Exercise instructions: Reproduce each line from the records that holds "this".

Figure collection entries
:::
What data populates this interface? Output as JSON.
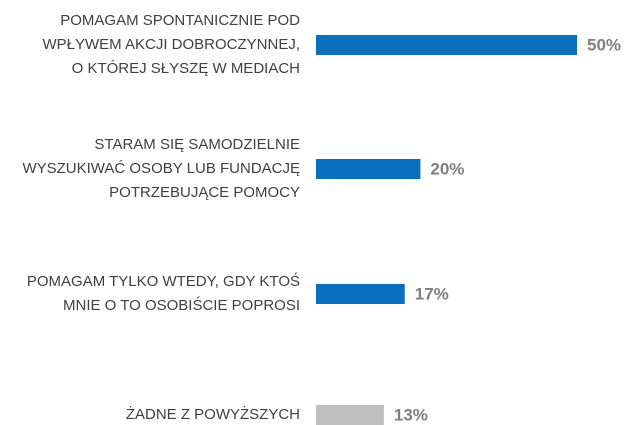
{
  "chart_data": {
    "type": "bar",
    "categories": [
      [
        "POMAGAM SPONTANICZNIE POD",
        "WPŁYWEM AKCJI DOBROCZYNNEJ,",
        "O KTÓREJ SŁYSZĘ W MEDIACH"
      ],
      [
        "STARAM SIĘ SAMODZIELNIE",
        "WYSZUKIWAĆ OSOBY LUB FUNDACJĘ",
        "POTRZEBUJĄCE POMOCY"
      ],
      [
        "POMAGAM TYLKO WTEDY, GDY KTOŚ",
        "MNIE O TO OSOBIŚCIE POPROSI"
      ],
      [
        "ŻADNE Z POWYŻSZYCH"
      ]
    ],
    "values": [
      50,
      20,
      17,
      13
    ],
    "value_labels": [
      "50%",
      "20%",
      "17%",
      "13%"
    ],
    "colors": [
      "#0b6fc0",
      "#0b6fc0",
      "#0b6fc0",
      "#bfbfbf"
    ]
  }
}
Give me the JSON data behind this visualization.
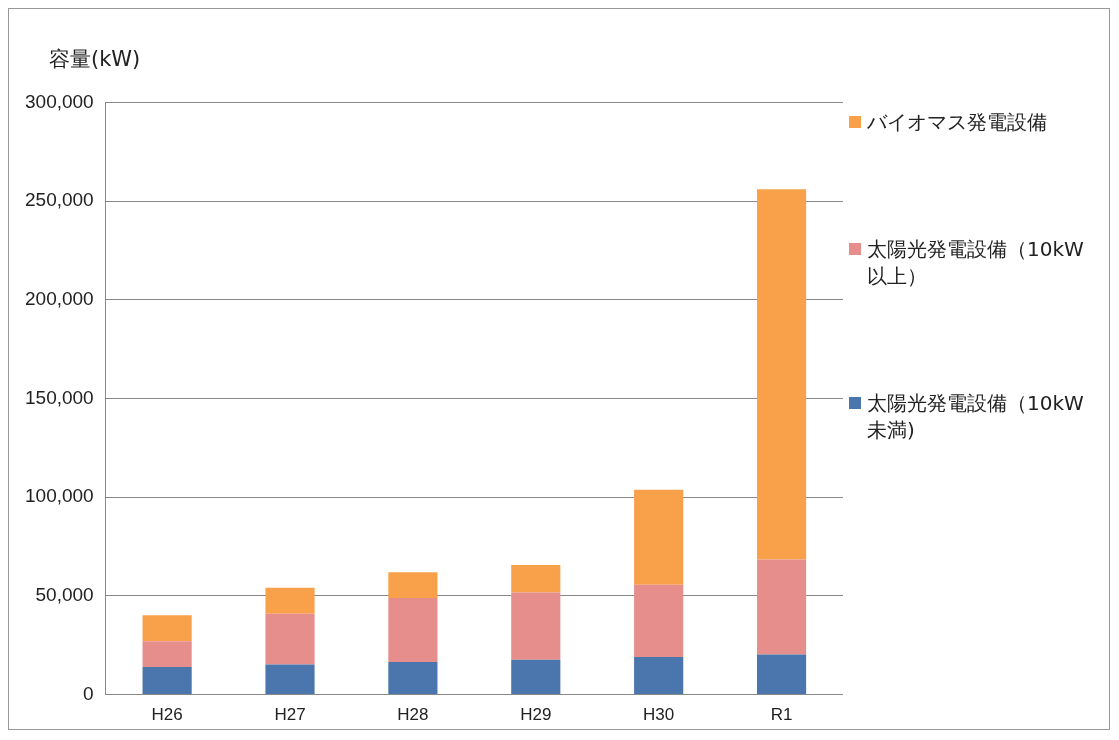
{
  "chart_data": {
    "type": "bar",
    "ylabel": "容量(kW)",
    "categories": [
      "H26",
      "H27",
      "H28",
      "H29",
      "H30",
      "R1"
    ],
    "stacked": true,
    "series": [
      {
        "name": "太陽光発電設備（10kW未満)",
        "color": "#4a76ad",
        "values": [
          14000,
          15300,
          16500,
          17600,
          19100,
          20300
        ]
      },
      {
        "name": "太陽光発電設備（10kW以上）",
        "color": "#e58e8c",
        "values": [
          13000,
          25600,
          32400,
          34100,
          36500,
          48100
        ]
      },
      {
        "name": "バイオマス発電設備",
        "color": "#f8a04a",
        "values": [
          13200,
          13200,
          13100,
          13900,
          48200,
          187600
        ]
      }
    ],
    "ylim": [
      0,
      300000
    ],
    "yticks": [
      {
        "value": 0,
        "label": "0"
      },
      {
        "value": 50000,
        "label": "50,000"
      },
      {
        "value": 100000,
        "label": "100,000"
      },
      {
        "value": 150000,
        "label": "150,000"
      },
      {
        "value": 200000,
        "label": "200,000"
      },
      {
        "value": 250000,
        "label": "250,000"
      },
      {
        "value": 300000,
        "label": "300,000"
      }
    ],
    "grid": "y",
    "legend": "right"
  }
}
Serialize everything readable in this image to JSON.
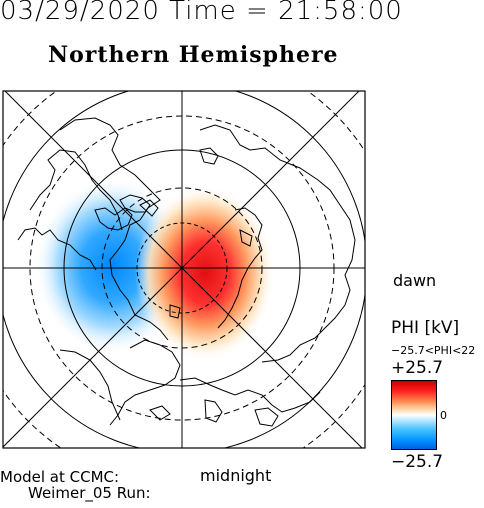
{
  "header": {
    "datetime": "03/29/2020 Time = 21:58:00",
    "title": "Northern Hemisphere"
  },
  "map": {
    "orientation_labels": {
      "dawn": "dawn",
      "midnight": "midnight"
    },
    "potential_pattern": {
      "positive_cell": {
        "side": "dawn",
        "color": "#e62020"
      },
      "negative_cell": {
        "side": "dusk",
        "color": "#1e90ff"
      }
    },
    "grid": {
      "latitude_circles": "solid and dashed",
      "meridians": 8
    }
  },
  "colorbar": {
    "title": "PHI [kV]",
    "range_text": "−25.7<PHI<22",
    "max_label": "+25.7",
    "zero_label": "0",
    "min_label": "−25.7",
    "colors": {
      "max": "#c80000",
      "zero": "#ffffff",
      "min": "#0060e0"
    }
  },
  "footer": {
    "model_line1": "Model at CCMC:",
    "model_line2": "Weimer_05 Run:"
  }
}
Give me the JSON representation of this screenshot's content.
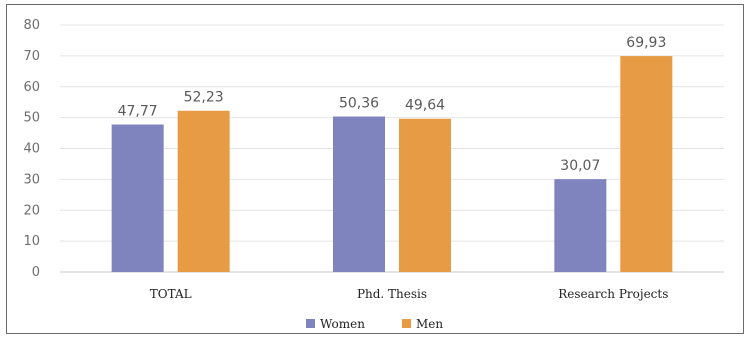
{
  "chart_data": {
    "type": "bar",
    "categories": [
      "TOTAL",
      "Phd. Thesis",
      "Research Projects"
    ],
    "series": [
      {
        "name": "Women",
        "values": [
          47.77,
          50.36,
          30.07
        ],
        "labels": [
          "47,77",
          "50,36",
          "30,07"
        ],
        "color": "#7f84bf"
      },
      {
        "name": "Men",
        "values": [
          52.23,
          49.64,
          69.93
        ],
        "labels": [
          "52,23",
          "49,64",
          "69,93"
        ],
        "color": "#e89b45"
      }
    ],
    "title": "",
    "xlabel": "",
    "ylabel": "",
    "ylim": [
      0,
      80
    ],
    "yticks": [
      "0",
      "10",
      "20",
      "30",
      "40",
      "50",
      "60",
      "70",
      "80"
    ],
    "grid": true,
    "legend_position": "bottom"
  }
}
:::
Response to the task:
What data populates this interface? Output as JSON.
Give me the JSON data behind this visualization.
Serialize everything readable in this image to JSON.
Give me the JSON representation of this screenshot's content.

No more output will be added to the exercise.